→ Requirement
Retype the lines of every record below verbatim.

→ Exercise data

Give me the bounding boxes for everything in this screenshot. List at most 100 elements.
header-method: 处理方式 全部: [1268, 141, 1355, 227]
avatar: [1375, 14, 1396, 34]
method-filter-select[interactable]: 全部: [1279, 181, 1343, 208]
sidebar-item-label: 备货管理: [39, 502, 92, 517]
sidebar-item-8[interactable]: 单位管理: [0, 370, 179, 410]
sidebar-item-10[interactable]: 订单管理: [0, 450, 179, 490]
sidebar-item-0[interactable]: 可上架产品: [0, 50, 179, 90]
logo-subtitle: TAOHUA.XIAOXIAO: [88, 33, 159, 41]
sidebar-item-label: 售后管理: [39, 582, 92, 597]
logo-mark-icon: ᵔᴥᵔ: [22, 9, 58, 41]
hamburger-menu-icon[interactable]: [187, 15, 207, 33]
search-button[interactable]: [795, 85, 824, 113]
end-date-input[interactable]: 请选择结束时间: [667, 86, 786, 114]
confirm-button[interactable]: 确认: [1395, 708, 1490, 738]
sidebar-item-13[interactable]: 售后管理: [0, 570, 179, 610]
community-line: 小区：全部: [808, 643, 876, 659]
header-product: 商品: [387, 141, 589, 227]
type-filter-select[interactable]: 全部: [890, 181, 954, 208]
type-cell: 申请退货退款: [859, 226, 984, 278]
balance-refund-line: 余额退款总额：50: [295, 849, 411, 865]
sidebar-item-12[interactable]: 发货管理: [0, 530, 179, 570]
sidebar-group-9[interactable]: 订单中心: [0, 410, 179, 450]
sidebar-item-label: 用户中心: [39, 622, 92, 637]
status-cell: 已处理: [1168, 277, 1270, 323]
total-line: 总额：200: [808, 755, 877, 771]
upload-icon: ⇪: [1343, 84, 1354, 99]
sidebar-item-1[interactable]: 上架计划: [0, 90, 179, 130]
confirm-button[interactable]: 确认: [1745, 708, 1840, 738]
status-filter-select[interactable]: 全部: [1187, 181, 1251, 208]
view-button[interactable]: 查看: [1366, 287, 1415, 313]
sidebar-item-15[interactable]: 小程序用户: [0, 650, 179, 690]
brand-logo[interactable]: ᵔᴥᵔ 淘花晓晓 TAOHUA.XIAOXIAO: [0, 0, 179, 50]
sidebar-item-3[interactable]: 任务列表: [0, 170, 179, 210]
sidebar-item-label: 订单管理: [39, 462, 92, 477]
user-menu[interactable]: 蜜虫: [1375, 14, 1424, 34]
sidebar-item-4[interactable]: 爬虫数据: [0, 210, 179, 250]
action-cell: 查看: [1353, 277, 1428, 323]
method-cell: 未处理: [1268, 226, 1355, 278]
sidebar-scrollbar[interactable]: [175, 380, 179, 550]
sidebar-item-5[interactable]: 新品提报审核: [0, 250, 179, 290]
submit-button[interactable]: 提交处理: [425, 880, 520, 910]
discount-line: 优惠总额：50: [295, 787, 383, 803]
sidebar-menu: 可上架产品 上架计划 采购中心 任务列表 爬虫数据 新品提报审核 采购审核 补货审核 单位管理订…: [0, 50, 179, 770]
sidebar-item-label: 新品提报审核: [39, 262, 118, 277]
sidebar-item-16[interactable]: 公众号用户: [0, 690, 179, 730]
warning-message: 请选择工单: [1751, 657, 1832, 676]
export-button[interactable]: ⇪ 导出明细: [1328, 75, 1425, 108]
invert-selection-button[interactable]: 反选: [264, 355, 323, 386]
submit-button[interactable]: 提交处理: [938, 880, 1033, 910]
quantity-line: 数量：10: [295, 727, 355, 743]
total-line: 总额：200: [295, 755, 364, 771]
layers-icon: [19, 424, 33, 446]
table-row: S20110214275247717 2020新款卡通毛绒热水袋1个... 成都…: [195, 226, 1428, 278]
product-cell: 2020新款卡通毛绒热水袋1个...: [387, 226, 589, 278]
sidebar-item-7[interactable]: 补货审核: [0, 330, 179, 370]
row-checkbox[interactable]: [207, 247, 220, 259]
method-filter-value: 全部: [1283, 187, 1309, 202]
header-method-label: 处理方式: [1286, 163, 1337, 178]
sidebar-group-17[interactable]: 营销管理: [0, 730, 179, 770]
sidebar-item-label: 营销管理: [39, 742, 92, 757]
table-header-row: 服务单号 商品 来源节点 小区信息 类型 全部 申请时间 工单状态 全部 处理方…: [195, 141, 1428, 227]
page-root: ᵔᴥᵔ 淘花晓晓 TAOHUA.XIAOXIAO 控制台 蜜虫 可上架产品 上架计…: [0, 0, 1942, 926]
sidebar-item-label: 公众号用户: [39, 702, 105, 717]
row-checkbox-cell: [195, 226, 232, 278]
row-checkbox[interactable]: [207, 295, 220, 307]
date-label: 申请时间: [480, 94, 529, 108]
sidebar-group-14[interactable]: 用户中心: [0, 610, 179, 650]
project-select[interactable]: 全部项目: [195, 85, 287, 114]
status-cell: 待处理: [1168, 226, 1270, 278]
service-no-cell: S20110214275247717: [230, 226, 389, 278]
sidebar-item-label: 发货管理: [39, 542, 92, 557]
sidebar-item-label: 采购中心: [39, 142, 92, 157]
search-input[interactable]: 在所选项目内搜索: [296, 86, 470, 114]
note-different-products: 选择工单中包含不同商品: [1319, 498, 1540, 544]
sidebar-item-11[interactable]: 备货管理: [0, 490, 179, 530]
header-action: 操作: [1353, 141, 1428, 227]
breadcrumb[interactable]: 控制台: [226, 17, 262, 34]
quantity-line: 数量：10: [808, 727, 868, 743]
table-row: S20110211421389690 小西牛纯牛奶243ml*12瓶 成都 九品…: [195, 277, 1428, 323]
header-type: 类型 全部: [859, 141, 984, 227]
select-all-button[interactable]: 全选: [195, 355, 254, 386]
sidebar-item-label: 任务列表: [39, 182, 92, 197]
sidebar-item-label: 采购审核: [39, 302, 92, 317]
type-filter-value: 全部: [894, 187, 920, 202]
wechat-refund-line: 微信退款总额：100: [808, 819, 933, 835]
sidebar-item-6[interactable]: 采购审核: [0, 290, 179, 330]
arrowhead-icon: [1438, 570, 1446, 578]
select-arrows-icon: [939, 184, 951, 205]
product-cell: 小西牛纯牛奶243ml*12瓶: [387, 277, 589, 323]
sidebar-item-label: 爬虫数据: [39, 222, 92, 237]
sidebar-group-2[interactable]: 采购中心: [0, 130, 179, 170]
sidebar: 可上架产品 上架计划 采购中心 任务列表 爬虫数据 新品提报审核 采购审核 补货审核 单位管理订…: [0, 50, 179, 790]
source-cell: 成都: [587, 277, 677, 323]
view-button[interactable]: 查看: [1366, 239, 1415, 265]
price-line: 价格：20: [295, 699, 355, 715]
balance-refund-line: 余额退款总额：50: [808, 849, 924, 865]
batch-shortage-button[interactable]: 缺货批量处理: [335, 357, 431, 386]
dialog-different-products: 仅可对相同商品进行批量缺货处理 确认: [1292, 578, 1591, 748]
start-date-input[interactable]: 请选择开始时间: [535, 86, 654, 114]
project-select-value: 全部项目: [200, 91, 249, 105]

→ Worked answer
Give me the bounding boxes for everything in this screenshot. List at most 100 elements.
header-method: 处理方式 全部: [1268, 141, 1355, 227]
avatar: [1375, 14, 1396, 34]
method-filter-select[interactable]: 全部: [1279, 181, 1343, 208]
sidebar-item-label: 备货管理: [39, 502, 92, 517]
sidebar-item-8[interactable]: 单位管理: [0, 370, 179, 410]
sidebar-item-10[interactable]: 订单管理: [0, 450, 179, 490]
sidebar-item-0[interactable]: 可上架产品: [0, 50, 179, 90]
logo-subtitle: TAOHUA.XIAOXIAO: [88, 33, 159, 41]
sidebar-item-label: 售后管理: [39, 582, 92, 597]
logo-mark-icon: ᵔᴥᵔ: [22, 9, 58, 41]
hamburger-menu-icon[interactable]: [187, 15, 207, 33]
search-button[interactable]: [795, 85, 824, 113]
end-date-input[interactable]: 请选择结束时间: [667, 86, 786, 114]
confirm-button[interactable]: 确认: [1395, 708, 1490, 738]
sidebar-item-13[interactable]: 售后管理: [0, 570, 179, 610]
community-line: 小区：全部: [808, 643, 876, 659]
header-product: 商品: [387, 141, 589, 227]
type-filter-select[interactable]: 全部: [890, 181, 954, 208]
type-cell: 申请退货退款: [859, 226, 984, 278]
balance-refund-line: 余额退款总额：50: [295, 849, 411, 865]
sidebar-item-12[interactable]: 发货管理: [0, 530, 179, 570]
sidebar-group-9[interactable]: 订单中心: [0, 410, 179, 450]
sidebar-item-label: 用户中心: [39, 622, 92, 637]
status-cell: 已处理: [1168, 277, 1270, 323]
total-line: 总额：200: [808, 755, 877, 771]
upload-icon: ⇪: [1343, 84, 1354, 99]
sidebar-item-1[interactable]: 上架计划: [0, 90, 179, 130]
confirm-button[interactable]: 确认: [1745, 708, 1840, 738]
status-filter-select[interactable]: 全部: [1187, 181, 1251, 208]
view-button[interactable]: 查看: [1366, 287, 1415, 313]
sidebar-item-15[interactable]: 小程序用户: [0, 650, 179, 690]
brand-logo[interactable]: ᵔᴥᵔ 淘花晓晓 TAOHUA.XIAOXIAO: [0, 0, 179, 50]
sidebar-item-3[interactable]: 任务列表: [0, 170, 179, 210]
sidebar-item-label: 订单管理: [39, 462, 92, 477]
user-menu[interactable]: 蜜虫: [1375, 14, 1424, 34]
sidebar-item-4[interactable]: 爬虫数据: [0, 210, 179, 250]
action-cell: 查看: [1353, 277, 1428, 323]
method-cell: 未处理: [1268, 226, 1355, 278]
sidebar-scrollbar[interactable]: [175, 380, 179, 550]
sidebar-item-5[interactable]: 新品提报审核: [0, 250, 179, 290]
submit-button[interactable]: 提交处理: [425, 880, 520, 910]
discount-line: 优惠总额：50: [295, 787, 383, 803]
sidebar-menu: 可上架产品 上架计划 采购中心 任务列表 爬虫数据 新品提报审核 采购审核 补货审核 单位管理订…: [0, 50, 179, 770]
sidebar-item-label: 新品提报审核: [39, 262, 118, 277]
sidebar-item-16[interactable]: 公众号用户: [0, 690, 179, 730]
warning-message: 请选择工单: [1751, 657, 1832, 676]
export-button[interactable]: ⇪ 导出明细: [1328, 75, 1425, 108]
invert-selection-button[interactable]: 反选: [264, 355, 323, 386]
submit-button[interactable]: 提交处理: [938, 880, 1033, 910]
quantity-line: 数量：10: [295, 727, 355, 743]
total-line: 总额：200: [295, 755, 364, 771]
layers-icon: [19, 424, 33, 446]
table-row: S20110214275247717 2020新款卡通毛绒热水袋1个... 成都…: [195, 226, 1428, 278]
product-cell: 2020新款卡通毛绒热水袋1个...: [387, 226, 589, 278]
sidebar-item-7[interactable]: 补货审核: [0, 330, 179, 370]
row-checkbox[interactable]: [207, 247, 220, 259]
method-filter-value: 全部: [1283, 187, 1309, 202]
header-method-label: 处理方式: [1286, 163, 1337, 178]
sidebar-group-17[interactable]: 营销管理: [0, 730, 179, 770]
sidebar-item-label: 营销管理: [39, 742, 92, 757]
table-header-row: 服务单号 商品 来源节点 小区信息 类型 全部 申请时间 工单状态 全部 处理方…: [195, 141, 1428, 227]
page-root: ᵔᴥᵔ 淘花晓晓 TAOHUA.XIAOXIAO 控制台 蜜虫 可上架产品 上架计…: [0, 0, 1942, 926]
sidebar-item-label: 公众号用户: [39, 702, 105, 717]
row-checkbox-cell: [195, 226, 232, 278]
row-checkbox[interactable]: [207, 295, 220, 307]
date-label: 申请时间: [480, 94, 529, 108]
sidebar-group-14[interactable]: 用户中心: [0, 610, 179, 650]
project-select[interactable]: 全部项目: [195, 85, 287, 114]
status-cell: 待处理: [1168, 226, 1270, 278]
service-no-cell: S20110214275247717: [230, 226, 389, 278]
sidebar-item-label: 发货管理: [39, 542, 92, 557]
sidebar-item-label: 采购中心: [39, 142, 92, 157]
search-input[interactable]: 在所选项目内搜索: [296, 86, 470, 114]
note-different-products: 选择工单中包含不同商品: [1319, 498, 1540, 544]
sidebar-item-11[interactable]: 备货管理: [0, 490, 179, 530]
header-action: 操作: [1353, 141, 1428, 227]
breadcrumb[interactable]: 控制台: [226, 17, 262, 34]
quantity-line: 数量：10: [808, 727, 868, 743]
table-row: S20110211421389690 小西牛纯牛奶243ml*12瓶 成都 九品…: [195, 277, 1428, 323]
header-type: 类型 全部: [859, 141, 984, 227]
select-all-button[interactable]: 全选: [195, 355, 254, 386]
sidebar-item-label: 任务列表: [39, 182, 92, 197]
sidebar-item-label: 采购审核: [39, 302, 92, 317]
type-filter-value: 全部: [894, 187, 920, 202]
wechat-refund-line: 微信退款总额：100: [808, 819, 933, 835]
sidebar-item-6[interactable]: 采购审核: [0, 290, 179, 330]
arrowhead-icon: [1438, 570, 1446, 578]
select-arrows-icon: [939, 184, 951, 205]
product-cell: 小西牛纯牛奶243ml*12瓶: [387, 277, 589, 323]
sidebar-item-label: 爬虫数据: [39, 222, 92, 237]
sidebar-group-2[interactable]: 采购中心: [0, 130, 179, 170]
sidebar: 可上架产品 上架计划 采购中心 任务列表 爬虫数据 新品提报审核 采购审核 补货审核 单位管理订…: [0, 50, 179, 790]
source-cell: 成都: [587, 277, 677, 323]
view-button[interactable]: 查看: [1366, 239, 1415, 265]
price-line: 价格：20: [295, 699, 355, 715]
balance-refund-line: 余额退款总额：50: [808, 849, 924, 865]
batch-shortage-button[interactable]: 缺货批量处理: [335, 357, 431, 386]
dialog-different-products: 仅可对相同商品进行批量缺货处理 确认: [1292, 578, 1591, 748]
start-date-input[interactable]: 请选择开始时间: [535, 86, 654, 114]
project-select-value: 全部项目: [200, 91, 249, 105]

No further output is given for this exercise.